» **Texto de leitura**:
════════════════

Marx fez à sua herança filosófica hegeliana o mesmo que fez à sua herança religiosa: assumiu as suas formas e o seu espírito sem assumir o seu conteúdo. Transformou o “idealismo dialético” de Hegel no “materialismo dialético”! Por isso, costuma-se dizer que o marxismo inverteu o hegelianismo.

As sete idéias radicais que Marx herdou de Hegel foram:
Monismo: tudo é uma coisa só e a distinção que o senso comum faz entre matéria e espírito é ilusória. Para Hegel, a matéria é apenas uma forma do espírito; para Marx, o espírito é apenas uma forma da matéria.

Panteísmo: a distinção entre Criador e criatura, marca distintiva do judaísmo, é falsa. Na filosofia de Hegel, o mundo transforma-se num aspecto de Deus (Hegel era panteísta); no marxismo, Deus é reduzido ao mundo (Marx era ateu).

Historicismo: tudo muda, mesmo a verdade. Não há nada acima da história e, portanto, o que foi verdade numa época pode ser falso na época seguinte, e vice-versa. Em outras palavras, o Tempo é Deus.

Dialética: a história move-se apenas por conflitos entre forças opostas, a “tese” versus a “antítese” que se unem num patamar superior que é a “síntese”. Isto aplica-se às classes, às nações e às idéias. A valsa da dialética é executada no salão de bailes da história até que finalmente chegue o Reino de Deus – que Hegel identificou com o Estado prussiano. Marx deixou tudo mais internacional e identificou o Reino de Deus com o Estado mundial comunista.

════════════════

» **Instrução 1**: Enumere os nomes das ideias radicais herdadas de Hegel que aparecem descritas no texto sobre Marx e Hegel.
» **Instrução 2**: Segundo o texto sobre Marx e Hegel, com o que Hegel identificou o Reino de Deus?

(Dados de elementos e de regiões)
════════════════

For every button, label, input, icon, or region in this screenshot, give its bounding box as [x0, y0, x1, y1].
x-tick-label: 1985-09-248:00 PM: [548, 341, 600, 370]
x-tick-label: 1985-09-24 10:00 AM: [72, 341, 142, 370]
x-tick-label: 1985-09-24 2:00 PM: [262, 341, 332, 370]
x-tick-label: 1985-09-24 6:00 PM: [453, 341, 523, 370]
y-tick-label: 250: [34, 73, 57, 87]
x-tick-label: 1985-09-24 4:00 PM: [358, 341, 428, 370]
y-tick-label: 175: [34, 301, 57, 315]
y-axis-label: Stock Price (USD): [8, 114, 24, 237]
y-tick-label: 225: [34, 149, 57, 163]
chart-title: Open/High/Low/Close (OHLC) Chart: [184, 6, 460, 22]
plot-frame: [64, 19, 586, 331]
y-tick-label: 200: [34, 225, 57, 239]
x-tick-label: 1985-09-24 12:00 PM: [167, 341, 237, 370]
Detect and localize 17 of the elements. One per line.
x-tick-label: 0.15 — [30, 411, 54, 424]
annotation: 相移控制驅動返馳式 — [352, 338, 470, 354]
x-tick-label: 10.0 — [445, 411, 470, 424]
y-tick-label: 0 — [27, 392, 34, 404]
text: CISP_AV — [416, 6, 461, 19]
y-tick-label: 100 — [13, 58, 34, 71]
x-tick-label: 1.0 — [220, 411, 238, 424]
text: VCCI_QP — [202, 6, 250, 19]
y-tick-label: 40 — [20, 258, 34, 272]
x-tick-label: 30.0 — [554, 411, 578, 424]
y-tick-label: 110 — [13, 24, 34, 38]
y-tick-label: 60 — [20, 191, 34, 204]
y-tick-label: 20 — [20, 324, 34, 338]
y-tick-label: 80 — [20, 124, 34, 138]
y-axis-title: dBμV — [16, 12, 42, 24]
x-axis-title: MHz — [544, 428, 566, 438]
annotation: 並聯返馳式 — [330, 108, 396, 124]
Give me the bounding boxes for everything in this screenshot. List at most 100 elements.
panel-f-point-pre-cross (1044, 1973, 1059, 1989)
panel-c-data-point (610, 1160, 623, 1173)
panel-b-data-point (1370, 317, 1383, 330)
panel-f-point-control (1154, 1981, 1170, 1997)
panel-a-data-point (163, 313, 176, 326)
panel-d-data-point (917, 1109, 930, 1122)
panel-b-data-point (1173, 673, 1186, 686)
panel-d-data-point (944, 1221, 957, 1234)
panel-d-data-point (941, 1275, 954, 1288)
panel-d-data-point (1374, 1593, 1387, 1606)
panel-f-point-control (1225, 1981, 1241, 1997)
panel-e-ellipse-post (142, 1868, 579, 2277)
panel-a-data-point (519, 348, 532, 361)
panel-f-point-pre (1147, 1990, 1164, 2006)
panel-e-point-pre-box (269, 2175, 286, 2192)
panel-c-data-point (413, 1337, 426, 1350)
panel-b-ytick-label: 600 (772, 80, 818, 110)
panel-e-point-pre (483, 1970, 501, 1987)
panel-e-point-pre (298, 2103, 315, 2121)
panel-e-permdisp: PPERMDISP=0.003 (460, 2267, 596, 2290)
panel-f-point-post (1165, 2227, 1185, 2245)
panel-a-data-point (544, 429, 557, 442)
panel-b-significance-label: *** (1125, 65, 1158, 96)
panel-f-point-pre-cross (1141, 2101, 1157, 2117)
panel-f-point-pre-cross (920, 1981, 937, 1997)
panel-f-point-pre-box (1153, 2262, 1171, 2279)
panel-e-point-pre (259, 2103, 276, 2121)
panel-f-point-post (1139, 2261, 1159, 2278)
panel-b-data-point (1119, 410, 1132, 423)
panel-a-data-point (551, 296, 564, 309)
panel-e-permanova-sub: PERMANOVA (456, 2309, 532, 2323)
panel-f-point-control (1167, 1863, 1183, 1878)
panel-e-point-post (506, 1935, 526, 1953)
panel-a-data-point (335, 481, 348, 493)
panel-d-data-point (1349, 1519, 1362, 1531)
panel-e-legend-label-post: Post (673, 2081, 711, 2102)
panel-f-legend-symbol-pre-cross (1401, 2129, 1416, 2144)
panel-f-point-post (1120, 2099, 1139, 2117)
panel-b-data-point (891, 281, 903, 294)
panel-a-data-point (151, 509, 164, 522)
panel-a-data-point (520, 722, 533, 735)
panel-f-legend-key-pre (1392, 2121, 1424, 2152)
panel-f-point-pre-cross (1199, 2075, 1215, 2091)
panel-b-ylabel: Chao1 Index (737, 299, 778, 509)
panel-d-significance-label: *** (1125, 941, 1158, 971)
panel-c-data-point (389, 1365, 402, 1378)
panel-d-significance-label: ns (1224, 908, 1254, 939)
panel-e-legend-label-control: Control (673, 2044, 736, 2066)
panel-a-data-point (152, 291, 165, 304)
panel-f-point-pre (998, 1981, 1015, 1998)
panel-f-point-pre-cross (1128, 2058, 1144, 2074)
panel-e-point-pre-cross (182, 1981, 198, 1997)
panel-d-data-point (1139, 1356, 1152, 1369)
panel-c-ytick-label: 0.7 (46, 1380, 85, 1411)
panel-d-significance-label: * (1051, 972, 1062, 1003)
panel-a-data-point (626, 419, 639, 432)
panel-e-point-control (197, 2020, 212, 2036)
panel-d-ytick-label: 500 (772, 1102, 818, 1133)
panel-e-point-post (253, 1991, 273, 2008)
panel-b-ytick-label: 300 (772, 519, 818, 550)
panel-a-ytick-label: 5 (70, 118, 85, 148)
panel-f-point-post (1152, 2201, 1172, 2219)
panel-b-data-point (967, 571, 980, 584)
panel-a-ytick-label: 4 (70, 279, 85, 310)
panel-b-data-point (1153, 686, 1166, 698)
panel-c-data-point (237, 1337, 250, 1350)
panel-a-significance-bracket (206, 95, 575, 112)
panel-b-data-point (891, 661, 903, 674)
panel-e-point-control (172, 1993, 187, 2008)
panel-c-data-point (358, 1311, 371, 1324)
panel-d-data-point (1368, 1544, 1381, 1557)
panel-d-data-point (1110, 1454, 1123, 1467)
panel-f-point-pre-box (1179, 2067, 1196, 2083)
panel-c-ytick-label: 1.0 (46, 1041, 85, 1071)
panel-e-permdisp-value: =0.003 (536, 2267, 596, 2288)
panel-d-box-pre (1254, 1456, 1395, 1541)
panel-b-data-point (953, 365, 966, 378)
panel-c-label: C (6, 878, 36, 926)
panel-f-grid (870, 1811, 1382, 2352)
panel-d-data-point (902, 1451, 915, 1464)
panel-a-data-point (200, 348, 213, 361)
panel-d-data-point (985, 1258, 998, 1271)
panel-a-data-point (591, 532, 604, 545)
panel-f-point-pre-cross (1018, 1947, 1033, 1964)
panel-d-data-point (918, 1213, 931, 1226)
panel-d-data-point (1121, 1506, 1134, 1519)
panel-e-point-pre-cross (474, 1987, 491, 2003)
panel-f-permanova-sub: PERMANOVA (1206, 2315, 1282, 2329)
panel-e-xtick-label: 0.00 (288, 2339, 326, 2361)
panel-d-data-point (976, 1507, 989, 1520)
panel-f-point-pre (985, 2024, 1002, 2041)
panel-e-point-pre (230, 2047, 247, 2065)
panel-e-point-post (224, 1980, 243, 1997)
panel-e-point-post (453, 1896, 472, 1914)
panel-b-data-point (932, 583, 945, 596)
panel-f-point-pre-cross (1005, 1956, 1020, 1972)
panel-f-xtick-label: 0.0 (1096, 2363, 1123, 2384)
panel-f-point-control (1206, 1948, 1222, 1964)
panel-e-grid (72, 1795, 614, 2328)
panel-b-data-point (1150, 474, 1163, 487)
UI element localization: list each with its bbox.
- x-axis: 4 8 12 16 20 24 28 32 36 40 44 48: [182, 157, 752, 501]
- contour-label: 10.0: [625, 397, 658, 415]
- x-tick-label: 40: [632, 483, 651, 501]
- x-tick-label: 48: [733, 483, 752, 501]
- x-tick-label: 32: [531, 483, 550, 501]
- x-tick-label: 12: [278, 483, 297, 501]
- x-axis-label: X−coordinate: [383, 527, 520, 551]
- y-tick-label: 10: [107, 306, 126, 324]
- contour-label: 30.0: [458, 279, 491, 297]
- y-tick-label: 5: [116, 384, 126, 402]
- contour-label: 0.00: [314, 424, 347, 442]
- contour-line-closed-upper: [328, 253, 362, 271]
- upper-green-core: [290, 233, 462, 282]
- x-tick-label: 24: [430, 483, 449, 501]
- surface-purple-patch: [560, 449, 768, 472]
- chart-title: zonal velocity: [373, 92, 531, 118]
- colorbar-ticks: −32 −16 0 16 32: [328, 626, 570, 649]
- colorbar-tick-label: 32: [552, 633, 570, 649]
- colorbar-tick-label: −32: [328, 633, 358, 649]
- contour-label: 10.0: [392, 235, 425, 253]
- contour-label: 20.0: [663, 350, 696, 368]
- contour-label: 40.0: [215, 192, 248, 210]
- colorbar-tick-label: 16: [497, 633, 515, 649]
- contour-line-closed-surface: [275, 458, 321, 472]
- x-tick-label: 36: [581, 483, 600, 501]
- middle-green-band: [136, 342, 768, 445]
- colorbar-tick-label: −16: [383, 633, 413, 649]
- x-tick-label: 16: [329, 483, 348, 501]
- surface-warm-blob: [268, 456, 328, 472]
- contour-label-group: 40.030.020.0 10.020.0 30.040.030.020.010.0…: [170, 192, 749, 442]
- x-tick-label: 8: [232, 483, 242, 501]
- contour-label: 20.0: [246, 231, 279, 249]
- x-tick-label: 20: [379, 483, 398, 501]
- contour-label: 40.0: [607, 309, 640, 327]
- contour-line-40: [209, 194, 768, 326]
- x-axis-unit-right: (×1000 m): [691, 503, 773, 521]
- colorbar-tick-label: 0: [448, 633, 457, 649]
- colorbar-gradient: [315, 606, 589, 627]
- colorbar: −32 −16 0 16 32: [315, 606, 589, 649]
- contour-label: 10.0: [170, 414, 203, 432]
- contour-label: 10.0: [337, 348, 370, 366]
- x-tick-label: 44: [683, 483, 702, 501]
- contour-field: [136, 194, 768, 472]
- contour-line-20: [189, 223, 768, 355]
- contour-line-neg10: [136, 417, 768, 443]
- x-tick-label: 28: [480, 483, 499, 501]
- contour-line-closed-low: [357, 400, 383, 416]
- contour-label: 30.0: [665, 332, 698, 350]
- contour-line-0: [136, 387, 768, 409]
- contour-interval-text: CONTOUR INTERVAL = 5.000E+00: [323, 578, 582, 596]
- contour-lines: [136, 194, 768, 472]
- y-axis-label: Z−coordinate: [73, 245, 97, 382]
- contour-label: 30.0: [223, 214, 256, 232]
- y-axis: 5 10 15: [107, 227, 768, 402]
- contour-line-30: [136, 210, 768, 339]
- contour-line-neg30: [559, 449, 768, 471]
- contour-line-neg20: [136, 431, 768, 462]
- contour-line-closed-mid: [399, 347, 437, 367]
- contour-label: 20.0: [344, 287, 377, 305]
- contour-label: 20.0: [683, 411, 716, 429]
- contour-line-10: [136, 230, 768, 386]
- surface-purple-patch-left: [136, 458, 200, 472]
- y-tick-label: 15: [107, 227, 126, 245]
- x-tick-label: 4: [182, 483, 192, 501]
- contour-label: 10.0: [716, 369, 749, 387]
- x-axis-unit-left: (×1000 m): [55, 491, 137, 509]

════════════════

» **Resposta 1**: Monismo, Panteísmo, Historicismo e Dialética.

» **Resposta 2**: Hegel identificou o Reino de Deus com o Estado prussiano.